▸ Data for this task:
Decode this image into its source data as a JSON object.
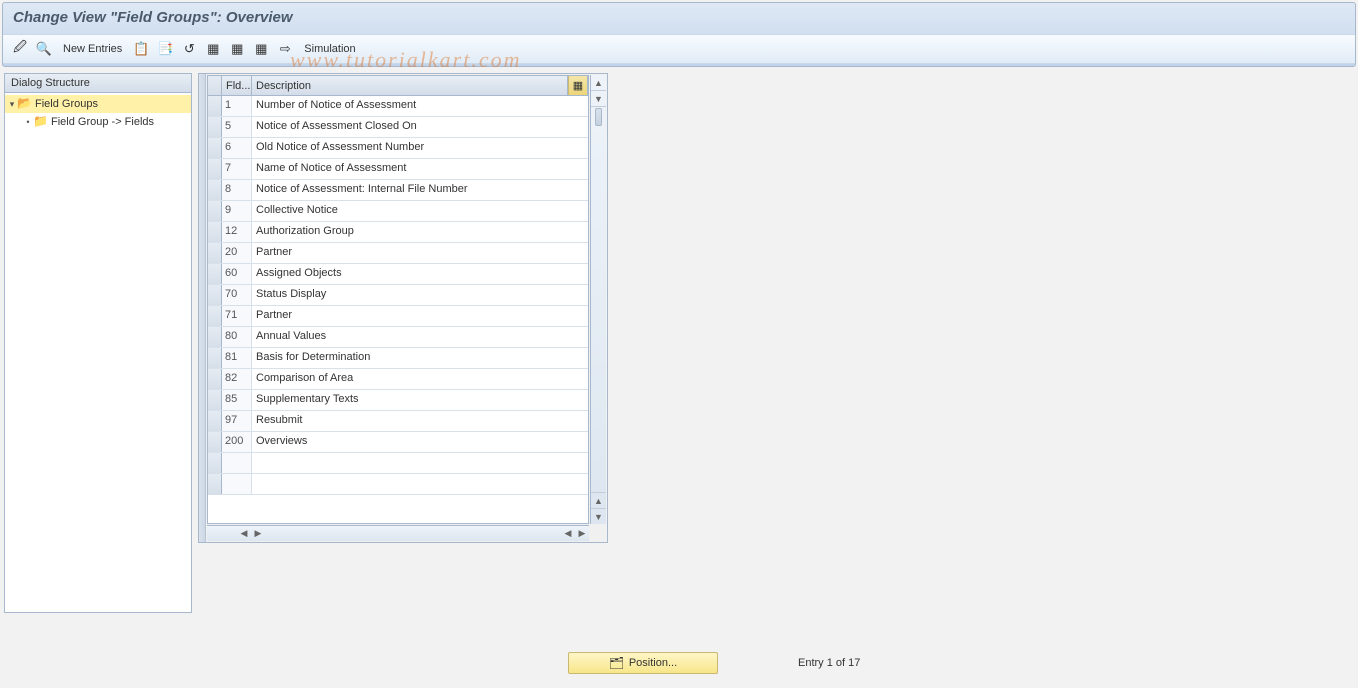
{
  "header": {
    "title": "Change View \"Field Groups\": Overview"
  },
  "toolbar": {
    "tools_icon": "🖉",
    "find_icon": "🔍",
    "new_entries_label": "New Entries",
    "copy_icon": "📋",
    "form_icon": "📑",
    "undo_icon": "↺",
    "spread1_icon": "▦",
    "spread2_icon": "▦",
    "spread3_icon": "▦",
    "export_icon": "⇨",
    "simulation_label": "Simulation"
  },
  "tree": {
    "header": "Dialog Structure",
    "items": [
      {
        "label": "Field Groups",
        "selected": true,
        "open": true,
        "level": 0
      },
      {
        "label": "Field Group -> Fields",
        "selected": false,
        "open": false,
        "level": 1
      }
    ]
  },
  "grid": {
    "columns": {
      "fld": "Fld...",
      "description": "Description",
      "opt_icon": "▦"
    },
    "rows": [
      {
        "fld": "1",
        "description": "Number of Notice of Assessment"
      },
      {
        "fld": "5",
        "description": "Notice of Assessment Closed On"
      },
      {
        "fld": "6",
        "description": "Old Notice of Assessment Number"
      },
      {
        "fld": "7",
        "description": "Name of Notice of Assessment"
      },
      {
        "fld": "8",
        "description": "Notice of Assessment: Internal File Number"
      },
      {
        "fld": "9",
        "description": "Collective Notice"
      },
      {
        "fld": "12",
        "description": "Authorization Group"
      },
      {
        "fld": "20",
        "description": "Partner"
      },
      {
        "fld": "60",
        "description": "Assigned Objects"
      },
      {
        "fld": "70",
        "description": "Status Display"
      },
      {
        "fld": "71",
        "description": "Partner"
      },
      {
        "fld": "80",
        "description": "Annual Values"
      },
      {
        "fld": "81",
        "description": "Basis for Determination"
      },
      {
        "fld": "82",
        "description": "Comparison of Area"
      },
      {
        "fld": "85",
        "description": "Supplementary Texts"
      },
      {
        "fld": "97",
        "description": "Resubmit"
      },
      {
        "fld": "200",
        "description": "Overviews"
      },
      {
        "fld": "",
        "description": ""
      },
      {
        "fld": "",
        "description": ""
      }
    ],
    "scroll": {
      "up": "▲",
      "down": "▼",
      "left": "◀",
      "right": "▶"
    }
  },
  "footer": {
    "position_button": "Position...",
    "position_icon": "🗂",
    "status": "Entry 1 of 17"
  },
  "watermark": "www.tutorialkart.com"
}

▸ Given task: Which lines contain "Number"? Copy each of them.

▸ Answer to this problem:
        "description": "Number of Notice of Assessment"
        "description": "Old Notice of Assessment Number"
        "description": "Notice of Assessment: Internal File Number"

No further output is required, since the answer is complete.